Data shown.
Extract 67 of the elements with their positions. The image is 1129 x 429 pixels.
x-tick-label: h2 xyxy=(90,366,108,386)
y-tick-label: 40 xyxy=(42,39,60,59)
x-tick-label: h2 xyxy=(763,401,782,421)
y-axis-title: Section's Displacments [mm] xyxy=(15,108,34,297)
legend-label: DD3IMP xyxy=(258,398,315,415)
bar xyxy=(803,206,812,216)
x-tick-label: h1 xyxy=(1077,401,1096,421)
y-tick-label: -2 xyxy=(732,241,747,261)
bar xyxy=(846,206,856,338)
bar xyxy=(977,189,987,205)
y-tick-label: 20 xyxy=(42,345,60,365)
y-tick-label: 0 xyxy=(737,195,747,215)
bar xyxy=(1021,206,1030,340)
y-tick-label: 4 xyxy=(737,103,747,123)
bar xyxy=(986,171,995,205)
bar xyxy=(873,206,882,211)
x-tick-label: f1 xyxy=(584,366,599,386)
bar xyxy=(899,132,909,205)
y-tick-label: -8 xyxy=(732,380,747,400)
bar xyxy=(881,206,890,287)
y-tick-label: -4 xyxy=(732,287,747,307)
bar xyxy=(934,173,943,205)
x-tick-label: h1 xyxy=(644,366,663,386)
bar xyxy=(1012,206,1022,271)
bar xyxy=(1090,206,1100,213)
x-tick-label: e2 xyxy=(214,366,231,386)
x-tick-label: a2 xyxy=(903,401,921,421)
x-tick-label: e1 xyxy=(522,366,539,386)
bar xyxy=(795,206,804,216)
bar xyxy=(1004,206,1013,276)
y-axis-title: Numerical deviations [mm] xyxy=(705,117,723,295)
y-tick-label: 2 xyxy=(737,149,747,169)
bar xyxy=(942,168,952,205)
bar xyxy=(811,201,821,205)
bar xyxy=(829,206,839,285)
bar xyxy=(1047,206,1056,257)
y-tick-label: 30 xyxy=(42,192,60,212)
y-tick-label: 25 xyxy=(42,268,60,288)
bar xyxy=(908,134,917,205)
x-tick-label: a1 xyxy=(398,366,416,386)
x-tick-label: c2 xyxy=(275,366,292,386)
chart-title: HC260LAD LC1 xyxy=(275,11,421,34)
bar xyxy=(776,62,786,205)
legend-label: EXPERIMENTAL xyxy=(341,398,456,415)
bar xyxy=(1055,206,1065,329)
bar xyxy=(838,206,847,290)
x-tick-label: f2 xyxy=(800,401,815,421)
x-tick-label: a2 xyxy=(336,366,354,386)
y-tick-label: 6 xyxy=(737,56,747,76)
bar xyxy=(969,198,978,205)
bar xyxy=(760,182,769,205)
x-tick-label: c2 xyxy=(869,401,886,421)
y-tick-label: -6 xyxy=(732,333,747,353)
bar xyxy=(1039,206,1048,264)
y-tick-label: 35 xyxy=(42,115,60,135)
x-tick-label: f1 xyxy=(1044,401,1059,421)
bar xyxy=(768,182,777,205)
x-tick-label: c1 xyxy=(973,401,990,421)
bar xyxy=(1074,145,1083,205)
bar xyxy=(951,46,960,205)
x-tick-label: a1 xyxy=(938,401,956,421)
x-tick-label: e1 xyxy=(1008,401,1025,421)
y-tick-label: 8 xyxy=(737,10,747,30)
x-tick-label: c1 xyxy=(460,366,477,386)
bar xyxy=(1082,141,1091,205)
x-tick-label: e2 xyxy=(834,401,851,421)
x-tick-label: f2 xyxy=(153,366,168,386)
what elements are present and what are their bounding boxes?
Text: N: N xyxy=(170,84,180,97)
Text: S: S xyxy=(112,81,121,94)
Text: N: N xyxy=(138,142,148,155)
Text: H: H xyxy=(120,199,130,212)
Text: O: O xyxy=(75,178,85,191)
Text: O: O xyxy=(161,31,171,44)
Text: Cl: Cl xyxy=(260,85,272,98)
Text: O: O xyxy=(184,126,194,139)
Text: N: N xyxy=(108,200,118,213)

Goal.
Copy the lines word for word, from the very first line through the line that contains "y-tick-label: -2 xyxy=(732,241,747,261)".

Solution for this exercise.
Extract 67 of the elements with their positions. The image is 1129 x 429 pixels.
x-tick-label: h2 xyxy=(90,366,108,386)
y-tick-label: 40 xyxy=(42,39,60,59)
x-tick-label: h2 xyxy=(763,401,782,421)
y-axis-title: Section's Displacments [mm] xyxy=(15,108,34,297)
legend-label: DD3IMP xyxy=(258,398,315,415)
bar xyxy=(803,206,812,216)
x-tick-label: h1 xyxy=(1077,401,1096,421)
y-tick-label: -2 xyxy=(732,241,747,261)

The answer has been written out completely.